DESCRIPTION OF THE TASK. Wherever the string "DESKTOP" appears in a line, extract that line.
### DATASET CONTENT
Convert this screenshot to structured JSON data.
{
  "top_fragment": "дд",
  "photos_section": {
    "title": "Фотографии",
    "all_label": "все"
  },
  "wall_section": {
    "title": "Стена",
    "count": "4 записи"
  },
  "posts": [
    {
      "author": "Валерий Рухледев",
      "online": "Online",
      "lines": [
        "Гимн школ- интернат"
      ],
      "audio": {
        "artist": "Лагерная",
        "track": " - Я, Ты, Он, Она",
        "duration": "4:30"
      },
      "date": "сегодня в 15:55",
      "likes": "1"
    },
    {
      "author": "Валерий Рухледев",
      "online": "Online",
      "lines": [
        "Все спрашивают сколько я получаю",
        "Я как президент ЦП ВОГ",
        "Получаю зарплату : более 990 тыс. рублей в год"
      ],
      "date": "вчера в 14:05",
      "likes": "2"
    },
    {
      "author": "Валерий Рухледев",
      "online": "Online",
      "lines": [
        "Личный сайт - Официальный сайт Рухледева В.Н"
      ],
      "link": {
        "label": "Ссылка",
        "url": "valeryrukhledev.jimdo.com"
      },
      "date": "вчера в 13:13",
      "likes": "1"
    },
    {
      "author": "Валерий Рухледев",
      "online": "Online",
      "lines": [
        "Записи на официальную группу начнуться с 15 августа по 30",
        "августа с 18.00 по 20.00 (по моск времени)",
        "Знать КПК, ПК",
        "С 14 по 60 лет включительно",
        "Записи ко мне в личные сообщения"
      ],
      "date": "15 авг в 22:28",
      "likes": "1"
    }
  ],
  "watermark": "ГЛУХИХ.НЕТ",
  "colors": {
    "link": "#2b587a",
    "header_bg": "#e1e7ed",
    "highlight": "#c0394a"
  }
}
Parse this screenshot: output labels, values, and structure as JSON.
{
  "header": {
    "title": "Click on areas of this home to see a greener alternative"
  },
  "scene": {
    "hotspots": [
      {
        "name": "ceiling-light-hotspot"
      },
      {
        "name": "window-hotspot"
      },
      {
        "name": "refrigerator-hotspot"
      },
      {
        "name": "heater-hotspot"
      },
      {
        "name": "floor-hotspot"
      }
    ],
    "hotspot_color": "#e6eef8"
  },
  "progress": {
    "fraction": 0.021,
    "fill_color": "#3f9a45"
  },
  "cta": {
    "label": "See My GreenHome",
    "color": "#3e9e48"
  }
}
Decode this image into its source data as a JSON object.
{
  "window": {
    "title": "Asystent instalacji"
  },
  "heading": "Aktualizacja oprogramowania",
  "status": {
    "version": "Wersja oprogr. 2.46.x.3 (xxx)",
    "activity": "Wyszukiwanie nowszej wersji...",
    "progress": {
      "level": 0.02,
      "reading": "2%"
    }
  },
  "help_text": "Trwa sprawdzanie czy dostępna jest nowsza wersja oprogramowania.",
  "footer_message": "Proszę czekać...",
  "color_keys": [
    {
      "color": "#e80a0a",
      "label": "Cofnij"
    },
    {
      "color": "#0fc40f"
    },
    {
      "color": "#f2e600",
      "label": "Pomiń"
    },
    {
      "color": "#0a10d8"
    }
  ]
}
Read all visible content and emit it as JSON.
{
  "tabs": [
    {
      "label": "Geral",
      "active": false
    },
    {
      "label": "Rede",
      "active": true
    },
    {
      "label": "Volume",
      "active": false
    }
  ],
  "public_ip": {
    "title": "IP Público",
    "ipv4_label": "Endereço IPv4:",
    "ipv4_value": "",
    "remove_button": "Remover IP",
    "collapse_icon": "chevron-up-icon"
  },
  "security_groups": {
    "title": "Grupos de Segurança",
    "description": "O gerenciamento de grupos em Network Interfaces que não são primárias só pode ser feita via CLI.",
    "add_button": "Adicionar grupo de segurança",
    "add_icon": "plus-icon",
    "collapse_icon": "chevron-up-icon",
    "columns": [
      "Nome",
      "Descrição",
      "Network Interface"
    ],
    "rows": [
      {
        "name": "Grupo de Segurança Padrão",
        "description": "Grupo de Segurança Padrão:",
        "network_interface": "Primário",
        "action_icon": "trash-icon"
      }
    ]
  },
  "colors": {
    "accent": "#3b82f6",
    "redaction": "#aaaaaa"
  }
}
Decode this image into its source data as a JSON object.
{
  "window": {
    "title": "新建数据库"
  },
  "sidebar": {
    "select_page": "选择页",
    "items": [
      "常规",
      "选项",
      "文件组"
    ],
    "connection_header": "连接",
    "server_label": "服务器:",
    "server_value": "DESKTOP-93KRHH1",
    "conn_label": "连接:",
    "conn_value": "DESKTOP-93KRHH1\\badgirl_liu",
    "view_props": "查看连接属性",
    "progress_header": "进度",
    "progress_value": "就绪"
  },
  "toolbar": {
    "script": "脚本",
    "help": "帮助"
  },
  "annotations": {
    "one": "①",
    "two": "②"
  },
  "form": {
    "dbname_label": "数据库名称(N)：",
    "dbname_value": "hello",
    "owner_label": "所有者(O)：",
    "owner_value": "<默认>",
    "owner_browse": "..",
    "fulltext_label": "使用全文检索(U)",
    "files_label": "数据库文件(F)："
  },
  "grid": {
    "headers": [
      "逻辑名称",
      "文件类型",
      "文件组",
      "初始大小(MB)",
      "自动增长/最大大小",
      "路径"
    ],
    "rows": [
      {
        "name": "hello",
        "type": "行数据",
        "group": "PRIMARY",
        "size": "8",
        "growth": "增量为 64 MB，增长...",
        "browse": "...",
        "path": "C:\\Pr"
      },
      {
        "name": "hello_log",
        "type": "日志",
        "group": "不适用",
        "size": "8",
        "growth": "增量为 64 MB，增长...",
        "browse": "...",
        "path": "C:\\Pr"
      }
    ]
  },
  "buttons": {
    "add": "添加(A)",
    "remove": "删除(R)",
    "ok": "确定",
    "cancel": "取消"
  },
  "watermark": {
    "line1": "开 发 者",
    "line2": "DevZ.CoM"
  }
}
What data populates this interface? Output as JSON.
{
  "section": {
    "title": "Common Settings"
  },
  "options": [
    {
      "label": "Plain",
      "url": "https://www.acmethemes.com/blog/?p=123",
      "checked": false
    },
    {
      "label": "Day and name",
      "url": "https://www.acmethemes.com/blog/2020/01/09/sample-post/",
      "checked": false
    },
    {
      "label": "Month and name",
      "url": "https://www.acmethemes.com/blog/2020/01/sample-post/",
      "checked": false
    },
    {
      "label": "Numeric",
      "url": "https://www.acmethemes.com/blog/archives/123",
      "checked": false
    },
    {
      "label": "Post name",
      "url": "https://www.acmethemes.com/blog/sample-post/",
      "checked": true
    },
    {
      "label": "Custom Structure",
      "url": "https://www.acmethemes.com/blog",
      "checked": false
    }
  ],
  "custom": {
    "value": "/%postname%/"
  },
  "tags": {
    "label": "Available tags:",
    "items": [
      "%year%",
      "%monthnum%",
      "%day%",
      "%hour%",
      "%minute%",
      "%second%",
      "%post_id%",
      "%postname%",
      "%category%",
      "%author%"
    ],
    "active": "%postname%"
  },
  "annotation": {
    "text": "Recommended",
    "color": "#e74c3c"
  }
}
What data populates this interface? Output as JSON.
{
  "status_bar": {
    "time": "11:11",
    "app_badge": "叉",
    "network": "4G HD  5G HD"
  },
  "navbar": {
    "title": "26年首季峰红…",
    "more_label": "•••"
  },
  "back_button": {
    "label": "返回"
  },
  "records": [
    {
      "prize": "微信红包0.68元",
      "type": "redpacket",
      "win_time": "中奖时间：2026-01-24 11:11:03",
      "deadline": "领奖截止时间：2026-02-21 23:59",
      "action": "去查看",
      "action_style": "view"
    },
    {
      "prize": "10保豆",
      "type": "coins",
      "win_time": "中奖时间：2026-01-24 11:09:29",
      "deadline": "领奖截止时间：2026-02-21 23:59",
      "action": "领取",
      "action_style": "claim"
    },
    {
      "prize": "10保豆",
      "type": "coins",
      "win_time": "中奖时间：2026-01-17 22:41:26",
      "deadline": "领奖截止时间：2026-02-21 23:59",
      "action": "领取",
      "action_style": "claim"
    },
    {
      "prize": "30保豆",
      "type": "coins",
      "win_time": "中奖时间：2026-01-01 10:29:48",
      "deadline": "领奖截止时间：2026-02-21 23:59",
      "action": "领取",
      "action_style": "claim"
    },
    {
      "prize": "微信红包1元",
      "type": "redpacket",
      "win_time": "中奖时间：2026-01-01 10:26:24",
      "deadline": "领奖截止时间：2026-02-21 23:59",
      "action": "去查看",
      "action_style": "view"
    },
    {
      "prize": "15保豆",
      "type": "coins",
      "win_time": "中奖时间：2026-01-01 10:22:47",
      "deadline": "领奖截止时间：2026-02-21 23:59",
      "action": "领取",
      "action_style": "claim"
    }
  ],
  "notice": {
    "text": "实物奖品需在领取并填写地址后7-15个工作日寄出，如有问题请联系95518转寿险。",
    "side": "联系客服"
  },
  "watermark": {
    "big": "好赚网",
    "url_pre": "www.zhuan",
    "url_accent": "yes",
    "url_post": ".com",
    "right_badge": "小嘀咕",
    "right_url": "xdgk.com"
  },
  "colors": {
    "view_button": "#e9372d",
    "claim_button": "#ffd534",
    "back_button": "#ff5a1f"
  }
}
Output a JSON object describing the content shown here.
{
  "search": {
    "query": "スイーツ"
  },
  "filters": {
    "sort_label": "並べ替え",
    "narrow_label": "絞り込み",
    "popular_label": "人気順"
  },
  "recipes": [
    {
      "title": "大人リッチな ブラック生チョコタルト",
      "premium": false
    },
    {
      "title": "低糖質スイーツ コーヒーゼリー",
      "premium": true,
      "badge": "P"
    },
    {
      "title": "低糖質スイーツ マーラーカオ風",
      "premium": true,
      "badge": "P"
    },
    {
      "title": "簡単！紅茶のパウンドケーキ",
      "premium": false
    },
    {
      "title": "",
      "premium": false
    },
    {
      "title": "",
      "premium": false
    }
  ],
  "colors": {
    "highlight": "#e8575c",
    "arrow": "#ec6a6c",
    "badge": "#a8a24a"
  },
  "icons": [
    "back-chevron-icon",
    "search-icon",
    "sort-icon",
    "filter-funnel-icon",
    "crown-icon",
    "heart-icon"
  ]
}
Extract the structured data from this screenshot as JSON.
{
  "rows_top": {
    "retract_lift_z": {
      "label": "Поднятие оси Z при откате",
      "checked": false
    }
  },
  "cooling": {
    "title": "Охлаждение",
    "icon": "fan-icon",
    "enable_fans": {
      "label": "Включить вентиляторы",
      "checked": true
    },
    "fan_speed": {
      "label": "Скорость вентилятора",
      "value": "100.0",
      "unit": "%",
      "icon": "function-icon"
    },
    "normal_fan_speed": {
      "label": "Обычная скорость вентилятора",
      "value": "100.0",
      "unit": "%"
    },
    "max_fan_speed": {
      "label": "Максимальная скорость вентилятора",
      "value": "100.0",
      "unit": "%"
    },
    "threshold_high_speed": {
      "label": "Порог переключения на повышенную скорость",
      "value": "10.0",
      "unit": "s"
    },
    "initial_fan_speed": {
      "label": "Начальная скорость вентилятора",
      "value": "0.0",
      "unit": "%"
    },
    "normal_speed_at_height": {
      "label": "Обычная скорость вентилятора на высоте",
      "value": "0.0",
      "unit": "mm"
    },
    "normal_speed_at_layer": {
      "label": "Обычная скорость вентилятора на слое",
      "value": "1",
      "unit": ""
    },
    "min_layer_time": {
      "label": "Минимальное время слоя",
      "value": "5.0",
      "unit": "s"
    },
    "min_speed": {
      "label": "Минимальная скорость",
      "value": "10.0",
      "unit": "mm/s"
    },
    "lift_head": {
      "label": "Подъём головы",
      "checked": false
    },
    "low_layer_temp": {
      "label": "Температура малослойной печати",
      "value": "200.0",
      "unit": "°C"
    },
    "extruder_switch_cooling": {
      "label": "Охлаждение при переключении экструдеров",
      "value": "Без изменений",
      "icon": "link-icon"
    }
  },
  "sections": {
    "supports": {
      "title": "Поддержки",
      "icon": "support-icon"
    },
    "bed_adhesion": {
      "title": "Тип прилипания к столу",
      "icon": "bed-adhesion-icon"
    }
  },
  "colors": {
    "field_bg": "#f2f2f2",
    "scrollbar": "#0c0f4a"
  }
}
######
EXERCISE OUTPUT.
    "server_value": "DESKTOP-93KRHH1",
    "conn_value": "DESKTOP-93KRHH1\\badgirl_liu",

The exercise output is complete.